§ **EXERCISE INSTRUCTIONS**
Restate, word for word, every line of the data.

Dataset rows about figures:
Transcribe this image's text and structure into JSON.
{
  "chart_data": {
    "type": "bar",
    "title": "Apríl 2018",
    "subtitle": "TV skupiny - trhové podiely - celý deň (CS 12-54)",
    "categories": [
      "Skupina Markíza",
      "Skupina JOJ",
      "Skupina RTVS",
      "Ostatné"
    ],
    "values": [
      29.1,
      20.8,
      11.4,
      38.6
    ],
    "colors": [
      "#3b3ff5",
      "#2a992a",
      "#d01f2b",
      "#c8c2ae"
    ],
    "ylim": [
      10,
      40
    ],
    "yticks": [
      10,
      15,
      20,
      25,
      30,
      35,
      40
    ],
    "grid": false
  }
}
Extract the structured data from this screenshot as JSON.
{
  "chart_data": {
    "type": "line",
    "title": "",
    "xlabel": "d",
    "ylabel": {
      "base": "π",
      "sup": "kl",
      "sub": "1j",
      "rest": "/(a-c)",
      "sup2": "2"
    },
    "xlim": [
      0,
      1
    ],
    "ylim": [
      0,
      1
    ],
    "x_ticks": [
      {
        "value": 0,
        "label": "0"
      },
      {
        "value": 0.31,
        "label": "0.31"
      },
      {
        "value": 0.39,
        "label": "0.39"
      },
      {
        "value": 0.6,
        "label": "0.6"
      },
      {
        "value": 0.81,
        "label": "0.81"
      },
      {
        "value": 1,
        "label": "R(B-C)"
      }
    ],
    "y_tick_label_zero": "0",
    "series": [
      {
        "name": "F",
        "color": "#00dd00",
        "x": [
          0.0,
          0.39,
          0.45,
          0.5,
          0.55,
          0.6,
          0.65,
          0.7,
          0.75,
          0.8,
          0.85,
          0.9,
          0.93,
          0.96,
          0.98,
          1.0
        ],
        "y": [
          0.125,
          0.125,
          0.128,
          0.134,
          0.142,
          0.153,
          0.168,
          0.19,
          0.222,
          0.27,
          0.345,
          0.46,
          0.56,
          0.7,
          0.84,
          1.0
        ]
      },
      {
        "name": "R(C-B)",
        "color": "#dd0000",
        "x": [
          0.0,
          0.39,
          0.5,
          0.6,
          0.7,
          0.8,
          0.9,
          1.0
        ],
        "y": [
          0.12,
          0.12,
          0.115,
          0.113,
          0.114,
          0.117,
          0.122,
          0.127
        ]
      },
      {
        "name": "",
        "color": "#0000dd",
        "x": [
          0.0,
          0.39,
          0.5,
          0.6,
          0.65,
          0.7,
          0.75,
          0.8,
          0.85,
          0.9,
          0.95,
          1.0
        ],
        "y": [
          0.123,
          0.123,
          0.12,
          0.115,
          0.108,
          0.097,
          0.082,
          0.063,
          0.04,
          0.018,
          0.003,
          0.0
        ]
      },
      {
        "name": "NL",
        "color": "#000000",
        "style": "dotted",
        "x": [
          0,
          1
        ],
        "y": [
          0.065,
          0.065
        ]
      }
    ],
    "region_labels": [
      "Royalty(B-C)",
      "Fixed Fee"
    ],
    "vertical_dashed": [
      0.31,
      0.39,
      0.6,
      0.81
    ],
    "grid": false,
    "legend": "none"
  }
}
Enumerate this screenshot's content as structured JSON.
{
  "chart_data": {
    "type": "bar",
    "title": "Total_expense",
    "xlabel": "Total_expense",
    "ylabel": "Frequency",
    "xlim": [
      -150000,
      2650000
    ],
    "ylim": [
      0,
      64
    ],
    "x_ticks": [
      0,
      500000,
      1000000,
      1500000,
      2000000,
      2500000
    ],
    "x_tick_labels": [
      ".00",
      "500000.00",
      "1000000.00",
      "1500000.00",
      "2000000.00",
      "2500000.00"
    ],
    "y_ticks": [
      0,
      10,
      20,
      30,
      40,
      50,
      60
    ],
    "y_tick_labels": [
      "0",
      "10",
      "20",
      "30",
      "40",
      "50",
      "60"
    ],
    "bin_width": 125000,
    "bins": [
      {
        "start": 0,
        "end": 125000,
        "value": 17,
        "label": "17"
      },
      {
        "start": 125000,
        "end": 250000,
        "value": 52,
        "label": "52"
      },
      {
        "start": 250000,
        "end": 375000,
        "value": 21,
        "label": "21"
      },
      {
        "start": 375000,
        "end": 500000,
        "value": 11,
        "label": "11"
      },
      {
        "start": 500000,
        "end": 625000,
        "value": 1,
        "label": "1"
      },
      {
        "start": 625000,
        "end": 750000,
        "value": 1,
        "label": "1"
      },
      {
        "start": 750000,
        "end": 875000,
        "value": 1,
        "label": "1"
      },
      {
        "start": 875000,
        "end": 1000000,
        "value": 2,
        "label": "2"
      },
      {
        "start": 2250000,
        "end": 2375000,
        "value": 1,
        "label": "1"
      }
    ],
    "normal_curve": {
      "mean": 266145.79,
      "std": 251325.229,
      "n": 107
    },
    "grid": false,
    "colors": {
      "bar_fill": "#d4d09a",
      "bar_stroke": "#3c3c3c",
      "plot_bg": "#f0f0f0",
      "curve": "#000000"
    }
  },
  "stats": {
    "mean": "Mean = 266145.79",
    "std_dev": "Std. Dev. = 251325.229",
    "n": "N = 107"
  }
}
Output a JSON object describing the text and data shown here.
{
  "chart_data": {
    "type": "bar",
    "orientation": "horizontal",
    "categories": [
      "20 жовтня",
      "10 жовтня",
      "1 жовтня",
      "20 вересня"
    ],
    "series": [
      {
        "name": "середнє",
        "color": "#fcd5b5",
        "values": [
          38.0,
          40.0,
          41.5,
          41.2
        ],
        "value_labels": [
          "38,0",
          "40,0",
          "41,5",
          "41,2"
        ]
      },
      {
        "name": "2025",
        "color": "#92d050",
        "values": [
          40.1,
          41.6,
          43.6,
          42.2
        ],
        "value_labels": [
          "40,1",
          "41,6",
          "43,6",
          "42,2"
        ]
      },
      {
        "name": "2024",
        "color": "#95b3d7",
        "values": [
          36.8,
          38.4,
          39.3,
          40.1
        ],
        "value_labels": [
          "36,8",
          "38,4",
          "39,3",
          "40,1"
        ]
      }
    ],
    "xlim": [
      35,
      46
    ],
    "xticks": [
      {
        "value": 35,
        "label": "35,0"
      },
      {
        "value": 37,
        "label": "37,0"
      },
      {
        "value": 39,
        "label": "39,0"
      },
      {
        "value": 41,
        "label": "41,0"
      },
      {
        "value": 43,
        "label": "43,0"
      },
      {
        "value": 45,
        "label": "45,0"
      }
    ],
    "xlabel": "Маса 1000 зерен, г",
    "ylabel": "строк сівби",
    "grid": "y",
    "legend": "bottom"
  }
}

§ **WRITTEN ANSWER**
Transcribe this image's text and structure into JSON.
{
  "chart_data": {
    "type": "bar",
    "title": "Apríl 2018",
    "subtitle": "TV skupiny - trhové podiely - celý deň (CS 12-54)",
    "categories": [
      "Skupina Markíza",
      "Skupina JOJ",
      "Skupina RTVS",
      "Ostatné"
    ],
    "values": [
      29.1,
      20.8,
      11.4,
      38.6
    ],
    "colors": [
      "#3b3ff5",
      "#2a992a",
      "#d01f2b",
      "#c8c2ae"
    ],
    "ylim": [
      10,
      40
    ],
    "yticks": [
      10,
      15,
      20,
      25,
      30,
      35,
      40
    ],
    "grid": false
  }
}
Extract the structured data from this screenshot as JSON.
{
  "chart_data": {
    "type": "line",
    "title": "",
    "xlabel": "d",
    "ylabel": {
      "base": "π",
      "sup": "kl",
      "sub": "1j",
      "rest": "/(a-c)",
      "sup2": "2"
    },
    "xlim": [
      0,
      1
    ],
    "ylim": [
      0,
      1
    ],
    "x_ticks": [
      {
        "value": 0,
        "label": "0"
      },
      {
        "value": 0.31,
        "label": "0.31"
      },
      {
        "value": 0.39,
        "label": "0.39"
      },
      {
        "value": 0.6,
        "label": "0.6"
      },
      {
        "value": 0.81,
        "label": "0.81"
      },
      {
        "value": 1,
        "label": "R(B-C)"
      }
    ],
    "y_tick_label_zero": "0",
    "series": [
      {
        "name": "F",
        "color": "#00dd00",
        "x": [
          0.0,
          0.39,
          0.45,
          0.5,
          0.55,
          0.6,
          0.65,
          0.7,
          0.75,
          0.8,
          0.85,
          0.9,
          0.93,
          0.96,
          0.98,
          1.0
        ],
        "y": [
          0.125,
          0.125,
          0.128,
          0.134,
          0.142,
          0.153,
          0.168,
          0.19,
          0.222,
          0.27,
          0.345,
          0.46,
          0.56,
          0.7,
          0.84,
          1.0
        ]
      },
      {
        "name": "R(C-B)",
        "color": "#dd0000",
        "x": [
          0.0,
          0.39,
          0.5,
          0.6,
          0.7,
          0.8,
          0.9,
          1.0
        ],
        "y": [
          0.12,
          0.12,
          0.115,
          0.113,
          0.114,
          0.117,
          0.122,
          0.127
        ]
      },
      {
        "name": "",
        "color": "#0000dd",
        "x": [
          0.0,
          0.39,
          0.5,
          0.6,
          0.65,
          0.7,
          0.75,
          0.8,
          0.85,
          0.9,
          0.95,
          1.0
        ],
        "y": [
          0.123,
          0.123,
          0.12,
          0.115,
          0.108,
          0.097,
          0.082,
          0.063,
          0.04,
          0.018,
          0.003,
          0.0
        ]
      },
      {
        "name": "NL",
        "color": "#000000",
        "style": "dotted",
        "x": [
          0,
          1
        ],
        "y": [
          0.065,
          0.065
        ]
      }
    ],
    "region_labels": [
      "Royalty(B-C)",
      "Fixed Fee"
    ],
    "vertical_dashed": [
      0.31,
      0.39,
      0.6,
      0.81
    ],
    "grid": false,
    "legend": "none"
  }
}
Enumerate this screenshot's content as structured JSON.
{
  "chart_data": {
    "type": "bar",
    "title": "Total_expense",
    "xlabel": "Total_expense",
    "ylabel": "Frequency",
    "xlim": [
      -150000,
      2650000
    ],
    "ylim": [
      0,
      64
    ],
    "x_ticks": [
      0,
      500000,
      1000000,
      1500000,
      2000000,
      2500000
    ],
    "x_tick_labels": [
      ".00",
      "500000.00",
      "1000000.00",
      "1500000.00",
      "2000000.00",
      "2500000.00"
    ],
    "y_ticks": [
      0,
      10,
      20,
      30,
      40,
      50,
      60
    ],
    "y_tick_labels": [
      "0",
      "10",
      "20",
      "30",
      "40",
      "50",
      "60"
    ],
    "bin_width": 125000,
    "bins": [
      {
        "start": 0,
        "end": 125000,
        "value": 17,
        "label": "17"
      },
      {
        "start": 125000,
        "end": 250000,
        "value": 52,
        "label": "52"
      },
      {
        "start": 250000,
        "end": 375000,
        "value": 21,
        "label": "21"
      },
      {
        "start": 375000,
        "end": 500000,
        "value": 11,
        "label": "11"
      },
      {
        "start": 500000,
        "end": 625000,
        "value": 1,
        "label": "1"
      },
      {
        "start": 625000,
        "end": 750000,
        "value": 1,
        "label": "1"
      },
      {
        "start": 750000,
        "end": 875000,
        "value": 1,
        "label": "1"
      },
      {
        "start": 875000,
        "end": 1000000,
        "value": 2,
        "label": "2"
      },
      {
        "start": 2250000,
        "end": 2375000,
        "value": 1,
        "label": "1"
      }
    ],
    "normal_curve": {
      "mean": 266145.79,
      "std": 251325.229,
      "n": 107
    },
    "grid": false,
    "colors": {
      "bar_fill": "#d4d09a",
      "bar_stroke": "#3c3c3c",
      "plot_bg": "#f0f0f0",
      "curve": "#000000"
    }
  },
  "stats": {
    "mean": "Mean = 266145.79",
    "std_dev": "Std. Dev. = 251325.229",
    "n": "N = 107"
  }
}
Output a JSON object describing the text and data shown here.
{
  "chart_data": {
    "type": "bar",
    "orientation": "horizontal",
    "categories": [
      "20 жовтня",
      "10 жовтня",
      "1 жовтня",
      "20 вересня"
    ],
    "series": [
      {
        "name": "середнє",
        "color": "#fcd5b5",
        "values": [
          38.0,
          40.0,
          41.5,
          41.2
        ],
        "value_labels": [
          "38,0",
          "40,0",
          "41,5",
          "41,2"
        ]
      },
      {
        "name": "2025",
        "color": "#92d050",
        "values": [
          40.1,
          41.6,
          43.6,
          42.2
        ],
        "value_labels": [
          "40,1",
          "41,6",
          "43,6",
          "42,2"
        ]
      },
      {
        "name": "2024",
        "color": "#95b3d7",
        "values": [
          36.8,
          38.4,
          39.3,
          40.1
        ],
        "value_labels": [
          "36,8",
          "38,4",
          "39,3",
          "40,1"
        ]
      }
    ],
    "xlim": [
      35,
      46
    ],
    "xticks": [
      {
        "value": 35,
        "label": "35,0"
      },
      {
        "value": 37,
        "label": "37,0"
      },
      {
        "value": 39,
        "label": "39,0"
      },
      {
        "value": 41,
        "label": "41,0"
      },
      {
        "value": 43,
        "label": "43,0"
      },
      {
        "value": 45,
        "label": "45,0"
      }
    ],
    "xlabel": "Маса 1000 зерен, г",
    "ylabel": "строк сівби",
    "grid": "y",
    "legend": "bottom"
  }
}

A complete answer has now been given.